▶ YOUR INSTRUCTIONS
Print out each entry below exactly, please.

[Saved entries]
_ _ _ _ _ _ _
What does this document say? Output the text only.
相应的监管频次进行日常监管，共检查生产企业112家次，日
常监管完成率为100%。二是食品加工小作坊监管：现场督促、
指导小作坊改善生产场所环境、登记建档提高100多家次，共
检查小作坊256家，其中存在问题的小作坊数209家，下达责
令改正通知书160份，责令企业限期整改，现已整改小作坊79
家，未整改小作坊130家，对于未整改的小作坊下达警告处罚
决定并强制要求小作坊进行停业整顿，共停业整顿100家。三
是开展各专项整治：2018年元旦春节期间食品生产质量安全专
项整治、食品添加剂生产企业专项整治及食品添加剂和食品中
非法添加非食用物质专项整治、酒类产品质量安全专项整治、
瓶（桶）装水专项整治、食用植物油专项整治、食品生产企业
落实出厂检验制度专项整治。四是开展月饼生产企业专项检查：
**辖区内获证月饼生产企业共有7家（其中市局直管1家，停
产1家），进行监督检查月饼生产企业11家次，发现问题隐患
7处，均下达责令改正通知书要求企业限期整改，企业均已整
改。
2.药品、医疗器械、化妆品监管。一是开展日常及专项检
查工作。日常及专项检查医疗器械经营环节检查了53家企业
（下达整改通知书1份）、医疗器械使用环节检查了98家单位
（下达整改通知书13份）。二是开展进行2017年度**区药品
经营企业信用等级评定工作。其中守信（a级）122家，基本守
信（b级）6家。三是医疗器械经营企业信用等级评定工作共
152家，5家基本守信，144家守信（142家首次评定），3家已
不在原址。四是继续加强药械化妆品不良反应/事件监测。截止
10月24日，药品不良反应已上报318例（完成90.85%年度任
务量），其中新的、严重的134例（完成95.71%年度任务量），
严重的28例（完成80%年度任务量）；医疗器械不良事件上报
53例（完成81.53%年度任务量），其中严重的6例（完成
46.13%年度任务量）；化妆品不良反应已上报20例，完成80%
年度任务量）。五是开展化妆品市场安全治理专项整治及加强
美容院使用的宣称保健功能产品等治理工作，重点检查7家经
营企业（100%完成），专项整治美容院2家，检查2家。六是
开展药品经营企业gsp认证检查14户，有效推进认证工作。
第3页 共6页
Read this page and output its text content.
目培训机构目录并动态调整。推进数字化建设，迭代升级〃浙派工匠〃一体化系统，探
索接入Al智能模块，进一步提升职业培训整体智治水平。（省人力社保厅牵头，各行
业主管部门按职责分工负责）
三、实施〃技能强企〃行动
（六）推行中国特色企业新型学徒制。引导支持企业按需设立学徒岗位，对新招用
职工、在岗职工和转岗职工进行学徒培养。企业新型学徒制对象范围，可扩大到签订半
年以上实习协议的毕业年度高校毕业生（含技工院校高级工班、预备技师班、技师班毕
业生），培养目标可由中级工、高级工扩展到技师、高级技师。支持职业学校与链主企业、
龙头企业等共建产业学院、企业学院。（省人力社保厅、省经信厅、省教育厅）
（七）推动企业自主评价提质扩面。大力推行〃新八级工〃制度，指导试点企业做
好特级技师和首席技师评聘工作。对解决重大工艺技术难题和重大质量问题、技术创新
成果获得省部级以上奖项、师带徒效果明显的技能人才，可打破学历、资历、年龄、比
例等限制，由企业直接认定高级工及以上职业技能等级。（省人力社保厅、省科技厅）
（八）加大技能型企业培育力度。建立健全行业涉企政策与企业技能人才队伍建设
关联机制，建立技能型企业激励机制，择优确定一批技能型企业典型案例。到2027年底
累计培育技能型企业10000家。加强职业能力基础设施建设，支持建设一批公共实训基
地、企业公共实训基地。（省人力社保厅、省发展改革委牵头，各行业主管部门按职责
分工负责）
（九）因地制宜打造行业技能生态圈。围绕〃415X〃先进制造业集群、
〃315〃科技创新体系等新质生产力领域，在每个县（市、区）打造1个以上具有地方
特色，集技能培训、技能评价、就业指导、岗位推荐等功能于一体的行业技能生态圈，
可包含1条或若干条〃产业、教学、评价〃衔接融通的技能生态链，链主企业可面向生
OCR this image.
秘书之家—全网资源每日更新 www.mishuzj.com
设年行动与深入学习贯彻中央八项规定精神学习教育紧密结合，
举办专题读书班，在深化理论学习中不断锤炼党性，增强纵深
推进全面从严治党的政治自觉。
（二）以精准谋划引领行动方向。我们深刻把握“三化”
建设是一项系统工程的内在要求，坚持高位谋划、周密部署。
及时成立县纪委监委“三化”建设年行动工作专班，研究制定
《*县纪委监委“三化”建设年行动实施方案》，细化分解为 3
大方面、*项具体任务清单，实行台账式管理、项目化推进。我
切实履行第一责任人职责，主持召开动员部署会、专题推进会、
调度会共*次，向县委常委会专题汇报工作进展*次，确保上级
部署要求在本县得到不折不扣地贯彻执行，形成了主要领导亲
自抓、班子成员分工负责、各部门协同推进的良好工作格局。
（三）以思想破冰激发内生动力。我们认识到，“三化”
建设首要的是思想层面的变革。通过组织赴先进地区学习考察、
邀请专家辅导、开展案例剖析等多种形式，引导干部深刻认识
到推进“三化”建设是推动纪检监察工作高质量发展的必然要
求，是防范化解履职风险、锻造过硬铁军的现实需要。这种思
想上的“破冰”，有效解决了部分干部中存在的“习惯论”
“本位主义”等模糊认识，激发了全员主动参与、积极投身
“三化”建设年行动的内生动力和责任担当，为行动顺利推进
_ _ _ _ _ _ _
▶ WRITTEN SOLUTION
What does this document say? Output the text only.
相应的监管频次进行日常监管，共检查生产企业112家次，日
常监管完成率为100%。二是食品加工小作坊监管：现场督促、
指导小作坊改善生产场所环境、登记建档提高100多家次，共
检查小作坊256家，其中存在问题的小作坊数209家，下达责
令改正通知书160份，责令企业限期整改，现已整改小作坊79
家，未整改小作坊130家，对于未整改的小作坊下达警告处罚
决定并强制要求小作坊进行停业整顿，共停业整顿100家。三
是开展各专项整治：2018年元旦春节期间食品生产质量安全专
项整治、食品添加剂生产企业专项整治及食品添加剂和食品中
非法添加非食用物质专项整治、酒类产品质量安全专项整治、
瓶（桶）装水专项整治、食用植物油专项整治、食品生产企业
落实出厂检验制度专项整治。四是开展月饼生产企业专项检查：
**辖区内获证月饼生产企业共有7家（其中市局直管1家，停
产1家），进行监督检查月饼生产企业11家次，发现问题隐患
7处，均下达责令改正通知书要求企业限期整改，企业均已整
改。
2.药品、医疗器械、化妆品监管。一是开展日常及专项检
查工作。日常及专项检查医疗器械经营环节检查了53家企业
（下达整改通知书1份）、医疗器械使用环节检查了98家单位
（下达整改通知书13份）。二是开展进行2017年度**区药品
经营企业信用等级评定工作。其中守信（a级）122家，基本守
信（b级）6家。三是医疗器械经营企业信用等级评定工作共
152家，5家基本守信，144家守信（142家首次评定），3家已
不在原址。四是继续加强药械化妆品不良反应/事件监测。截止
10月24日，药品不良反应已上报318例（完成90.85%年度任
务量），其中新的、严重的134例（完成95.71%年度任务量），
严重的28例（完成80%年度任务量）；医疗器械不良事件上报
53例（完成81.53%年度任务量），其中严重的6例（完成
46.13%年度任务量）；化妆品不良反应已上报20例，完成80%
年度任务量）。五是开展化妆品市场安全治理专项整治及加强
美容院使用的宣称保健功能产品等治理工作，重点检查7家经
营企业（100%完成），专项整治美容院2家，检查2家。六是
开展药品经营企业gsp认证检查14户，有效推进认证工作。
第3页 共6页
Read this page and output its text content.
目培训机构目录并动态调整。推进数字化建设，迭代升级〃浙派工匠〃一体化系统，探
索接入Al智能模块，进一步提升职业培训整体智治水平。（省人力社保厅牵头，各行
业主管部门按职责分工负责）
三、实施〃技能强企〃行动
（六）推行中国特色企业新型学徒制。引导支持企业按需设立学徒岗位，对新招用
职工、在岗职工和转岗职工进行学徒培养。企业新型学徒制对象范围，可扩大到签订半
年以上实习协议的毕业年度高校毕业生（含技工院校高级工班、预备技师班、技师班毕
业生），培养目标可由中级工、高级工扩展到技师、高级技师。支持职业学校与链主企业、
龙头企业等共建产业学院、企业学院。（省人力社保厅、省经信厅、省教育厅）
（七）推动企业自主评价提质扩面。大力推行〃新八级工〃制度，指导试点企业做
好特级技师和首席技师评聘工作。对解决重大工艺技术难题和重大质量问题、技术创新
成果获得省部级以上奖项、师带徒效果明显的技能人才，可打破学历、资历、年龄、比
例等限制，由企业直接认定高级工及以上职业技能等级。（省人力社保厅、省科技厅）
（八）加大技能型企业培育力度。建立健全行业涉企政策与企业技能人才队伍建设
关联机制，建立技能型企业激励机制，择优确定一批技能型企业典型案例。到2027年底
累计培育技能型企业10000家。加强职业能力基础设施建设，支持建设一批公共实训基
地、企业公共实训基地。（省人力社保厅、省发展改革委牵头，各行业主管部门按职责
分工负责）
（九）因地制宜打造行业技能生态圈。围绕〃415X〃先进制造业集群、
〃315〃科技创新体系等新质生产力领域，在每个县（市、区）打造1个以上具有地方
特色，集技能培训、技能评价、就业指导、岗位推荐等功能于一体的行业技能生态圈，
可包含1条或若干条〃产业、教学、评价〃衔接融通的技能生态链，链主企业可面向生
OCR this image.
秘书之家—全网资源每日更新 www.mishuzj.com
设年行动与深入学习贯彻中央八项规定精神学习教育紧密结合，
举办专题读书班，在深化理论学习中不断锤炼党性，增强纵深
推进全面从严治党的政治自觉。
（二）以精准谋划引领行动方向。我们深刻把握“三化”
建设是一项系统工程的内在要求，坚持高位谋划、周密部署。
及时成立县纪委监委“三化”建设年行动工作专班，研究制定
《*县纪委监委“三化”建设年行动实施方案》，细化分解为 3
大方面、*项具体任务清单，实行台账式管理、项目化推进。我
切实履行第一责任人职责，主持召开动员部署会、专题推进会、
调度会共*次，向县委常委会专题汇报工作进展*次，确保上级
部署要求在本县得到不折不扣地贯彻执行，形成了主要领导亲
自抓、班子成员分工负责、各部门协同推进的良好工作格局。
（三）以思想破冰激发内生动力。我们认识到，“三化”
建设首要的是思想层面的变革。通过组织赴先进地区学习考察、
邀请专家辅导、开展案例剖析等多种形式，引导干部深刻认识
到推进“三化”建设是推动纪检监察工作高质量发展的必然要
求，是防范化解履职风险、锻造过硬铁军的现实需要。这种思
想上的“破冰”，有效解决了部分干部中存在的“习惯论”
“本位主义”等模糊认识，激发了全员主动参与、积极投身
“三化”建设年行动的内生动力和责任担当，为行动顺利推进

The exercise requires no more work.